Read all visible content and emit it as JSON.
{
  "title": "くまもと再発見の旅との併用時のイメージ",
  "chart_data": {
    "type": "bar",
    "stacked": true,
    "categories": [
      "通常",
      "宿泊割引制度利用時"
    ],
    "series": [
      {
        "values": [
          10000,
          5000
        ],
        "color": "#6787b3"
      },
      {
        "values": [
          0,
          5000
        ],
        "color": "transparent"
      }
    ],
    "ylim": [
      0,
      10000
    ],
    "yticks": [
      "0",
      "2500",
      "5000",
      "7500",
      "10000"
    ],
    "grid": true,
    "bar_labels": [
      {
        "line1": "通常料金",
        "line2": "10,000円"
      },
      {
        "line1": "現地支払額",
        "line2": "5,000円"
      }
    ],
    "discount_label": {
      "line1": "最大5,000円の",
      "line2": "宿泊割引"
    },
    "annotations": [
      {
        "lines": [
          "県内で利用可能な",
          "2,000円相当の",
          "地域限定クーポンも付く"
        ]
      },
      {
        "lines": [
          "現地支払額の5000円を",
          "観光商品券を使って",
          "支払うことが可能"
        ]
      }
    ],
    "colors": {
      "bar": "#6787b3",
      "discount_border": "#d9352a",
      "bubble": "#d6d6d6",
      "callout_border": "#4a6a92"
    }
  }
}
------------------------------------------------------------
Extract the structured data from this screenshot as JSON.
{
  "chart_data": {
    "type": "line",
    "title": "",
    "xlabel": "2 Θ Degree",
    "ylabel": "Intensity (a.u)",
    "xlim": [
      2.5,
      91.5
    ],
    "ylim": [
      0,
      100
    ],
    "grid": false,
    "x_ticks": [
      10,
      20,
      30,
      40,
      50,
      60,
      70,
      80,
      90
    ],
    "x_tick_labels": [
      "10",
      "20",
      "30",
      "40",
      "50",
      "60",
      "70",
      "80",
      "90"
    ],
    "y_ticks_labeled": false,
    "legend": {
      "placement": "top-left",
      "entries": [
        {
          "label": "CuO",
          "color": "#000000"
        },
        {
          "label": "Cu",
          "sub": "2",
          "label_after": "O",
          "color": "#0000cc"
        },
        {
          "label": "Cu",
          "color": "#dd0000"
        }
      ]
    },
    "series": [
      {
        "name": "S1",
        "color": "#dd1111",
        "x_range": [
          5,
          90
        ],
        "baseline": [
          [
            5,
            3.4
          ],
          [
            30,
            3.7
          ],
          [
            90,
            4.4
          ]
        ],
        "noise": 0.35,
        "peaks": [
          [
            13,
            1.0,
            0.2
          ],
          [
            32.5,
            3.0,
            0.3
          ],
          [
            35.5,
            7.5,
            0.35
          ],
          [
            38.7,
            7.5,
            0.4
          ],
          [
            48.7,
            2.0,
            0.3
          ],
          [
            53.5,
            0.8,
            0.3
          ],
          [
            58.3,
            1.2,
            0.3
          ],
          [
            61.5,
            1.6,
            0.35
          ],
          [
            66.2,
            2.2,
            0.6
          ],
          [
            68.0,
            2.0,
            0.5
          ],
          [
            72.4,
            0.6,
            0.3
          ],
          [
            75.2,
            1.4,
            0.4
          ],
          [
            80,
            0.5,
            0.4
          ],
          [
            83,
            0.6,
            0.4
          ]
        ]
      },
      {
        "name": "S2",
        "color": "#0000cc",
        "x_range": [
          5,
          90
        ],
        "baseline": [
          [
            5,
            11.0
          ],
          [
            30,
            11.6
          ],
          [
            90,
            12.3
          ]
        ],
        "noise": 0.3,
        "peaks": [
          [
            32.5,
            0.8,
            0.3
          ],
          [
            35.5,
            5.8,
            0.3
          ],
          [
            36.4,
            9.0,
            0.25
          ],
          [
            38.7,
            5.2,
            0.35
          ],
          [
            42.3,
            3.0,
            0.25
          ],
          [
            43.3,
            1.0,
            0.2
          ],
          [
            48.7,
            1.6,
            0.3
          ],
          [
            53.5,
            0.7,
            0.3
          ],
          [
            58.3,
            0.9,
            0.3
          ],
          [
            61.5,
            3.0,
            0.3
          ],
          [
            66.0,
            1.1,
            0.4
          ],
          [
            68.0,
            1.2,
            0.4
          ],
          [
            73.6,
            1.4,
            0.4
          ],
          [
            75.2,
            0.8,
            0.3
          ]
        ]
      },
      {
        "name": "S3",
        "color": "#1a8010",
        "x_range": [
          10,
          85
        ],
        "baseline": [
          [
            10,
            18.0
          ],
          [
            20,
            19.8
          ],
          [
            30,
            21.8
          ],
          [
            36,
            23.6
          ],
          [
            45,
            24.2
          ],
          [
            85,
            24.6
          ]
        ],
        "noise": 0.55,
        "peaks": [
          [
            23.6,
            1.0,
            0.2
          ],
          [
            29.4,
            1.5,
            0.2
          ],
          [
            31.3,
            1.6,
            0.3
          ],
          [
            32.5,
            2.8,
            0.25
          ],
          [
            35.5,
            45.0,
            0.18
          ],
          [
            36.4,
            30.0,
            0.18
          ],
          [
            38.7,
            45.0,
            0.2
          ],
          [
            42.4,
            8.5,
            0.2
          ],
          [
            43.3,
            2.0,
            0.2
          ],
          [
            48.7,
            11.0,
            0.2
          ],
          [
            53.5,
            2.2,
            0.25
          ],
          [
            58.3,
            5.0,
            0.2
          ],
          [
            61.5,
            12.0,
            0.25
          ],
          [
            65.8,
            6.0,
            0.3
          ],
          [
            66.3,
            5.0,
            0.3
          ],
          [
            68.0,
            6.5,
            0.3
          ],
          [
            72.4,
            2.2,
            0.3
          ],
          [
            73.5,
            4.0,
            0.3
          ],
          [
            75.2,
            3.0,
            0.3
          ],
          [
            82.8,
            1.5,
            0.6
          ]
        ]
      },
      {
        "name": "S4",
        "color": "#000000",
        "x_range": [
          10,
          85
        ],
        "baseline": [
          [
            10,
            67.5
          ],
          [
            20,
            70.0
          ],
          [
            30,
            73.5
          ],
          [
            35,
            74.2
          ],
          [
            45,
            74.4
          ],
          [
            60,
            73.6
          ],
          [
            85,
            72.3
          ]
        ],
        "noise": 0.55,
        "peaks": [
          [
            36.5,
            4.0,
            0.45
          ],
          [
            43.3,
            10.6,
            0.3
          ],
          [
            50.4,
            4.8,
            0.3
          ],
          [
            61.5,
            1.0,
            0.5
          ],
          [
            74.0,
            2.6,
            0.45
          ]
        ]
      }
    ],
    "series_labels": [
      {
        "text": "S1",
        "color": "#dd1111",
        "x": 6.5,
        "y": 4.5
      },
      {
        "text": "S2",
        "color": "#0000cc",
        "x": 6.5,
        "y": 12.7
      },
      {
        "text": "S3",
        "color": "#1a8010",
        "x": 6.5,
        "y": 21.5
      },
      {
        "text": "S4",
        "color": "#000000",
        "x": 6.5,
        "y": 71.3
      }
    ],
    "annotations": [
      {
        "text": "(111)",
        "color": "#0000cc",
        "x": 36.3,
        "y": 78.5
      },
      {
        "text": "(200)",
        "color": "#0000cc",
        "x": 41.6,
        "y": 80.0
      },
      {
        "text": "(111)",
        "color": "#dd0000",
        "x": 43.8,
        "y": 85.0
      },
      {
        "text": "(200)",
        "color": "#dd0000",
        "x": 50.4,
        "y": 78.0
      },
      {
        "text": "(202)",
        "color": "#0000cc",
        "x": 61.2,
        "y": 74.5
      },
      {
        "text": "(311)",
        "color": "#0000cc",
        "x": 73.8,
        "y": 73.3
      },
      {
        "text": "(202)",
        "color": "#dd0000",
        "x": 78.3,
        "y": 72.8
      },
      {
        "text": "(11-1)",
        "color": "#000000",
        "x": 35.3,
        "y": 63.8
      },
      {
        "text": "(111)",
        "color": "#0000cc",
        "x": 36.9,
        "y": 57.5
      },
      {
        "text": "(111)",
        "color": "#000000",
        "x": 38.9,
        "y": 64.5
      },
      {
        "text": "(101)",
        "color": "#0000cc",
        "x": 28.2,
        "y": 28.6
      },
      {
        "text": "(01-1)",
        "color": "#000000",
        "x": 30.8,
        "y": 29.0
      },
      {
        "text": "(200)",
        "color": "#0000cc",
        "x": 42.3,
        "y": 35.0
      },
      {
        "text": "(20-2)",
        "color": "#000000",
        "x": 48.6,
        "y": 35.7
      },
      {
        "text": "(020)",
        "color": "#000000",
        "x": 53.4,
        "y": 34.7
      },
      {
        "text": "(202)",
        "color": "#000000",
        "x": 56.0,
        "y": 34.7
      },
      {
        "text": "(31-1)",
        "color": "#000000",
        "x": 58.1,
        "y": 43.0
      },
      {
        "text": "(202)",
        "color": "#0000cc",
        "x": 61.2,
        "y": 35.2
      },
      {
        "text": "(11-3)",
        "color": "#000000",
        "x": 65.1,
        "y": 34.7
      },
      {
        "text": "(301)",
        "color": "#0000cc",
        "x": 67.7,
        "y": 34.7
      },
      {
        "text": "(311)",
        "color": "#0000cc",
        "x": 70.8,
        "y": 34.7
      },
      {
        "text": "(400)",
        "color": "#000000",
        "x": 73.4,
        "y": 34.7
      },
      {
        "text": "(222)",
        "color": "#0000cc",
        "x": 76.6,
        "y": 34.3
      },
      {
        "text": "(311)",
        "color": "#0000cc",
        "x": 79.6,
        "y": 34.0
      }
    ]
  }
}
------------------------------------------------------------
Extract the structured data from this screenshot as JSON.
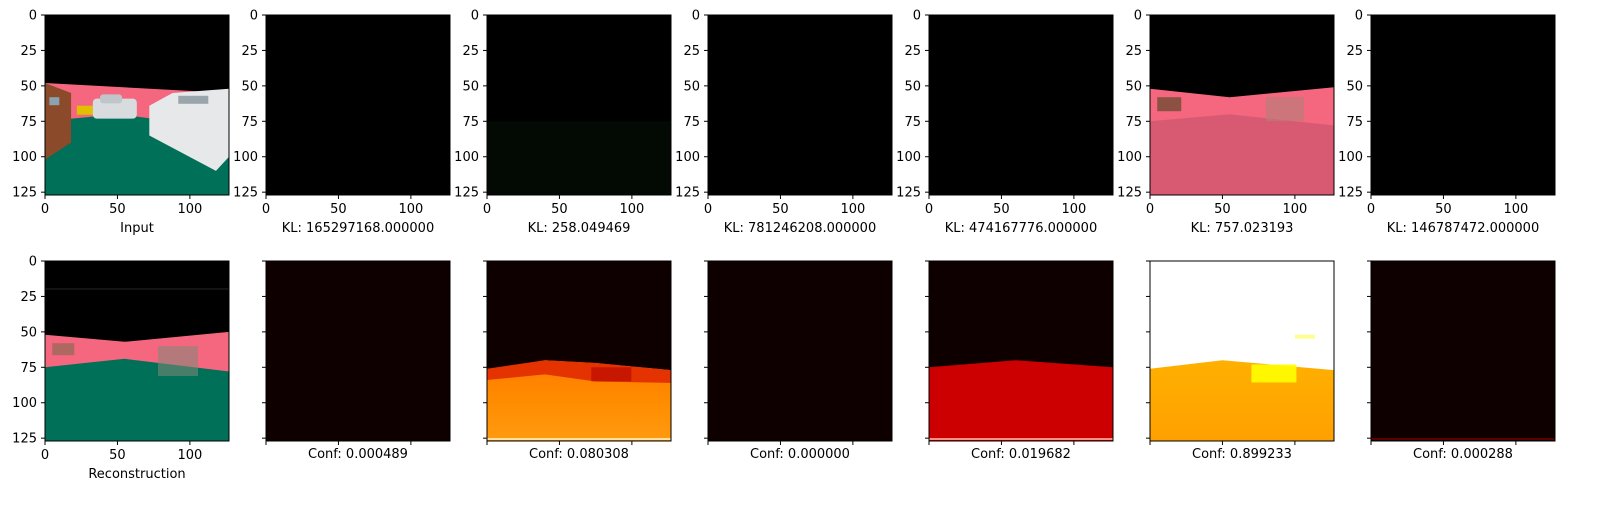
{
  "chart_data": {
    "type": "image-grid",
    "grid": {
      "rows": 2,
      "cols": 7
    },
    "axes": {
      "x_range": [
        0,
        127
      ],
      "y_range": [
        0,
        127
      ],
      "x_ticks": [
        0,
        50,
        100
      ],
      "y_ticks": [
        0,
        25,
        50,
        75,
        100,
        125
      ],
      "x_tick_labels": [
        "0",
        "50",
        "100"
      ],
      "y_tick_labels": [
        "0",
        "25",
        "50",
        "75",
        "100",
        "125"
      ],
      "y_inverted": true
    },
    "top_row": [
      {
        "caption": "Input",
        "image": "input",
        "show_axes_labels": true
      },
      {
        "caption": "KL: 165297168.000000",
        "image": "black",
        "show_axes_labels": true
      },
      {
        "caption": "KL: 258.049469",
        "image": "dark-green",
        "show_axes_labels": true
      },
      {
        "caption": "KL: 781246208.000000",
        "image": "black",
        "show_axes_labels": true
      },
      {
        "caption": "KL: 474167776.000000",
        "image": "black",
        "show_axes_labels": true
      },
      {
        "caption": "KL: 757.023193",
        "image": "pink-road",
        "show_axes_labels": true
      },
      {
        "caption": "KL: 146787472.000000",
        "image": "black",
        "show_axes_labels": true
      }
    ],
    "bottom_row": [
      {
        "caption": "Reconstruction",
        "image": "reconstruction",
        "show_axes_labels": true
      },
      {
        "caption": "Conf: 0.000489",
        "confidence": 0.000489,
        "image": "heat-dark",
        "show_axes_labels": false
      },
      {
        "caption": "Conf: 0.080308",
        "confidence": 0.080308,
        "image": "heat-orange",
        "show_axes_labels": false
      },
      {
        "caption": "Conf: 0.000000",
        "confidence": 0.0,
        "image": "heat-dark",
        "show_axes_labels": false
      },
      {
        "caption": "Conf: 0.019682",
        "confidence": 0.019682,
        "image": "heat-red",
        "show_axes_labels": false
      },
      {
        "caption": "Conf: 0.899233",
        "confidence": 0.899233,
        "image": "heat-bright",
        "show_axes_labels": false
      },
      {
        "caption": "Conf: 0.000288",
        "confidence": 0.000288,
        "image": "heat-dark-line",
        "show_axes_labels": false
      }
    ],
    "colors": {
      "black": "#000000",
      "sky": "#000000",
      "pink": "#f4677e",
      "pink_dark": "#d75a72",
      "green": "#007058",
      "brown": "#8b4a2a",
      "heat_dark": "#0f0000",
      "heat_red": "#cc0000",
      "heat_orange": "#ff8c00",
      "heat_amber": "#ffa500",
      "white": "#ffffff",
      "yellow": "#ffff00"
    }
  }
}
------------------------------------------------------------
Exercise prompt:
Copy all lines above containing the string "grid".

Solution for this problem:
    "grid": true,
    "grid": false,
    "type": "image-grid",
    "grid": {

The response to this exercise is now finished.